[Lines of data]
--- start ---

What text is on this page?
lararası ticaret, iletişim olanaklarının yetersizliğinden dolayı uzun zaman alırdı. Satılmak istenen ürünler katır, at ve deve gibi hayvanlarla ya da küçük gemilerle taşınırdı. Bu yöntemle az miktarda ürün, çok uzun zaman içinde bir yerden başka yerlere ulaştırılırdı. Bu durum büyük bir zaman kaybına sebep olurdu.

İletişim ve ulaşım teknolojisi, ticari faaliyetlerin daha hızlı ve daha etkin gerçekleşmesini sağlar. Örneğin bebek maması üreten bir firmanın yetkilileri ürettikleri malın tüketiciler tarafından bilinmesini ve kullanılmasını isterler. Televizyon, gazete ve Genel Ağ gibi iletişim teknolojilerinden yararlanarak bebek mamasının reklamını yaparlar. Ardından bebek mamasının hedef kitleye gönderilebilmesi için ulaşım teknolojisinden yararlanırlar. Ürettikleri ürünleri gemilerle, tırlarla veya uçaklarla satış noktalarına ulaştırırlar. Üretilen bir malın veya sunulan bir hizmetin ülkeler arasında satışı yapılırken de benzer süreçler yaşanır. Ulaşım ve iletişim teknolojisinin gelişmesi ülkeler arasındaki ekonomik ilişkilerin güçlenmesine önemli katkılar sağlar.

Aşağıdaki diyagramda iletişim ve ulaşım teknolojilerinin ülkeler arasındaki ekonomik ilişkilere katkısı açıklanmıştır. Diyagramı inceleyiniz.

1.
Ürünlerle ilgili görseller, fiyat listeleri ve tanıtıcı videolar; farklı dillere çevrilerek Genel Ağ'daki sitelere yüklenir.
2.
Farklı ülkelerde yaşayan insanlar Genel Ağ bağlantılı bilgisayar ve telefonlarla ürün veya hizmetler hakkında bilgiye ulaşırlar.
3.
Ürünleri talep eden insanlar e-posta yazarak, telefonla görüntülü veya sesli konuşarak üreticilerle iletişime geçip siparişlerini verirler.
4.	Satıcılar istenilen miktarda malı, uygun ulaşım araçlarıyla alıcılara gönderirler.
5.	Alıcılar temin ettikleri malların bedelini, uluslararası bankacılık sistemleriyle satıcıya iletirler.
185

--- end ---

Task to complete
Copy out all the entries shown above, character for character.

Final result
What text is on this page?
lararası ticaret, iletişim olanaklarının yetersizliğinden dolayı uzun zaman alırdı. Satılmak istenen ürünler katır, at ve deve gibi hayvanlarla ya da küçük gemilerle taşınırdı. Bu yöntemle az miktarda ürün, çok uzun zaman içinde bir yerden başka yerlere ulaştırılırdı. Bu durum büyük bir zaman kaybına sebep olurdu.

İletişim ve ulaşım teknolojisi, ticari faaliyetlerin daha hızlı ve daha etkin gerçekleşmesini sağlar. Örneğin bebek maması üreten bir firmanın yetkilileri ürettikleri malın tüketiciler tarafından bilinmesini ve kullanılmasını isterler. Televizyon, gazete ve Genel Ağ gibi iletişim teknolojilerinden yararlanarak bebek mamasının reklamını yaparlar. Ardından bebek mamasının hedef kitleye gönderilebilmesi için ulaşım teknolojisinden yararlanırlar. Ürettikleri ürünleri gemilerle, tırlarla veya uçaklarla satış noktalarına ulaştırırlar. Üretilen bir malın veya sunulan bir hizmetin ülkeler arasında satışı yapılırken de benzer süreçler yaşanır. Ulaşım ve iletişim teknolojisinin gelişmesi ülkeler arasındaki ekonomik ilişkilerin güçlenmesine önemli katkılar sağlar.

Aşağıdaki diyagramda iletişim ve ulaşım teknolojilerinin ülkeler arasındaki ekonomik ilişkilere katkısı açıklanmıştır. Diyagramı inceleyiniz.

1.
Ürünlerle ilgili görseller, fiyat listeleri ve tanıtıcı videolar; farklı dillere çevrilerek Genel Ağ'daki sitelere yüklenir.
2.
Farklı ülkelerde yaşayan insanlar Genel Ağ bağlantılı bilgisayar ve telefonlarla ürün veya hizmetler hakkında bilgiye ulaşırlar.
3.
Ürünleri talep eden insanlar e-posta yazarak, telefonla görüntülü veya sesli konuşarak üreticilerle iletişime geçip siparişlerini verirler.
4.	Satıcılar istenilen miktarda malı, uygun ulaşım araçlarıyla alıcılara gönderirler.
5.	Alıcılar temin ettikleri malların bedelini, uluslararası bankacılık sistemleriyle satıcıya iletirler.
185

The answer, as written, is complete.